Search the listing for the string "name" and copy every line that contains it.

> [Raw data]:
--- Begin ---

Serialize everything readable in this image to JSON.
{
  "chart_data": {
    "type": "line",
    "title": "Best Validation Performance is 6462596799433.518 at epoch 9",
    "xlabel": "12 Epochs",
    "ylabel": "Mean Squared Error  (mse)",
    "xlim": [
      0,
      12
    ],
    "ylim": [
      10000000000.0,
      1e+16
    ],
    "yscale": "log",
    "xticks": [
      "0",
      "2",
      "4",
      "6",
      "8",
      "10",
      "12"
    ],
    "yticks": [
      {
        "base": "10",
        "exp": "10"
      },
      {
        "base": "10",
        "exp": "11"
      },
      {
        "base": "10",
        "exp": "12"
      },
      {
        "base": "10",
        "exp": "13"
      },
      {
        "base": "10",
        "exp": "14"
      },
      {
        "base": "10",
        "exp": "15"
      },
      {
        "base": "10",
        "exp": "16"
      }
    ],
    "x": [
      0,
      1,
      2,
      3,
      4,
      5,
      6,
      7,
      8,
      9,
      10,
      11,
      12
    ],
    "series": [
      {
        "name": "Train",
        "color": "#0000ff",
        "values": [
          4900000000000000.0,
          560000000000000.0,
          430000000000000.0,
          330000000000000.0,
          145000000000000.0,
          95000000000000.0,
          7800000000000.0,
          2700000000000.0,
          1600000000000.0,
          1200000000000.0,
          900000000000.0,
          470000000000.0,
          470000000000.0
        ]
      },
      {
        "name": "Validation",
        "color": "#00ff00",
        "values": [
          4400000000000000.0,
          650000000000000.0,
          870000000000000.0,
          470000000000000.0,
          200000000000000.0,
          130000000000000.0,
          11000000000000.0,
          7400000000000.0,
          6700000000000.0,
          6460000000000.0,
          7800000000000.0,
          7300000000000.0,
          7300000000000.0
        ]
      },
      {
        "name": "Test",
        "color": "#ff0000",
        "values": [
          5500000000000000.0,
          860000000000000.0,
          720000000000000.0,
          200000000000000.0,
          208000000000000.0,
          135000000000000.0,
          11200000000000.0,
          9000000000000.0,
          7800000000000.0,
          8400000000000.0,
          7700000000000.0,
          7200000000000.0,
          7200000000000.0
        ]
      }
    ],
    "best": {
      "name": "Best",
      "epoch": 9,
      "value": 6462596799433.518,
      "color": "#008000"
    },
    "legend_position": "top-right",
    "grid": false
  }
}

--- End ---

> [Task answer]:
        "name": "Train",
        "name": "Validation",
        "name": "Test",
      "name": "Best",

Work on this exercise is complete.